What you need to do:
Restate the records that follow word for word; no pictures should appear.

Entries:
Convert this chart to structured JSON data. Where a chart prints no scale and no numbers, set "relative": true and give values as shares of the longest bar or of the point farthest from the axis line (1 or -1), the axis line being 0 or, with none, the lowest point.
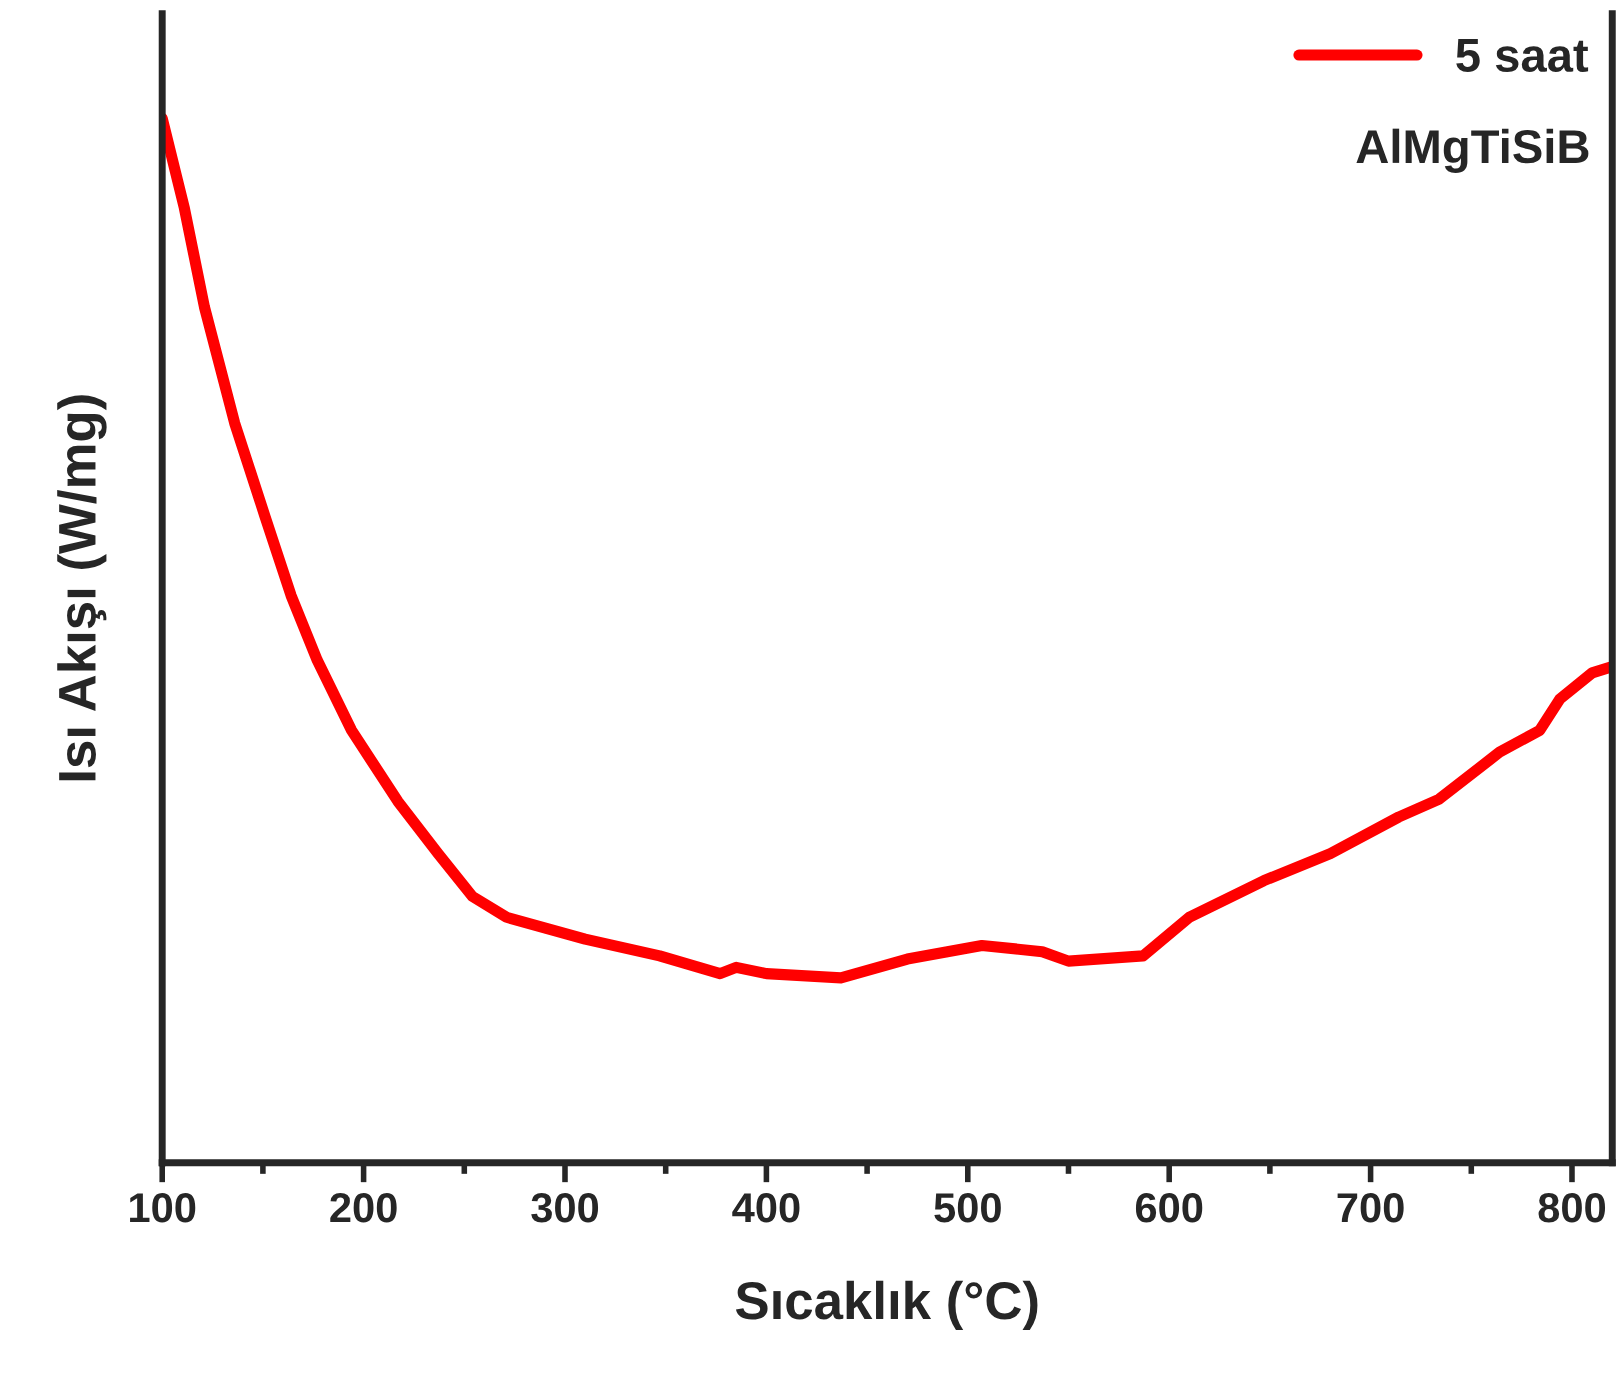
{
  "chart_data": {
    "type": "line",
    "relative": true,
    "xlabel": "Sıcaklık (°C)",
    "ylabel": "Isı Akışı (W/mg)",
    "xlim": [
      100,
      820
    ],
    "xticks": [
      100,
      200,
      300,
      400,
      500,
      600,
      700,
      800
    ],
    "tick_labels": "x",
    "legend": "top right",
    "annotations": [
      "AlMgTiSiB"
    ],
    "series": [
      {
        "name": "5 saat",
        "color": "#ff0000",
        "x": [
          100,
          111,
          121,
          136,
          151,
          164,
          177,
          194,
          217,
          237,
          254,
          271,
          310,
          347,
          377,
          385,
          400,
          437,
          470,
          507,
          537,
          550,
          587,
          610,
          647,
          680,
          714,
          734,
          764,
          784,
          794,
          810,
          820
        ],
        "values": [
          1.0,
          0.914,
          0.819,
          0.708,
          0.619,
          0.543,
          0.481,
          0.414,
          0.346,
          0.296,
          0.255,
          0.235,
          0.214,
          0.198,
          0.181,
          0.187,
          0.181,
          0.177,
          0.195,
          0.208,
          0.202,
          0.193,
          0.198,
          0.235,
          0.27,
          0.296,
          0.331,
          0.348,
          0.393,
          0.414,
          0.444,
          0.469,
          0.475
        ]
      }
    ]
  }
}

Complete output:
Convert this chart to structured JSON data. Where a chart prints no scale and no numbers, set "relative": true and give values as shares of the longest bar or of the point farthest from the axis line (1 or -1), the axis line being 0 or, with none, the lowest point.
{
  "chart_data": {
    "type": "line",
    "relative": true,
    "xlabel": "Sıcaklık (°C)",
    "ylabel": "Isı Akışı (W/mg)",
    "xlim": [
      100,
      820
    ],
    "xticks": [
      100,
      200,
      300,
      400,
      500,
      600,
      700,
      800
    ],
    "tick_labels": "x",
    "legend": "top right",
    "annotations": [
      "AlMgTiSiB"
    ],
    "series": [
      {
        "name": "5 saat",
        "color": "#ff0000",
        "x": [
          100,
          111,
          121,
          136,
          151,
          164,
          177,
          194,
          217,
          237,
          254,
          271,
          310,
          347,
          377,
          385,
          400,
          437,
          470,
          507,
          537,
          550,
          587,
          610,
          647,
          680,
          714,
          734,
          764,
          784,
          794,
          810,
          820
        ],
        "values": [
          1.0,
          0.914,
          0.819,
          0.708,
          0.619,
          0.543,
          0.481,
          0.414,
          0.346,
          0.296,
          0.255,
          0.235,
          0.214,
          0.198,
          0.181,
          0.187,
          0.181,
          0.177,
          0.195,
          0.208,
          0.202,
          0.193,
          0.198,
          0.235,
          0.27,
          0.296,
          0.331,
          0.348,
          0.393,
          0.414,
          0.444,
          0.469,
          0.475
        ]
      }
    ]
  }
}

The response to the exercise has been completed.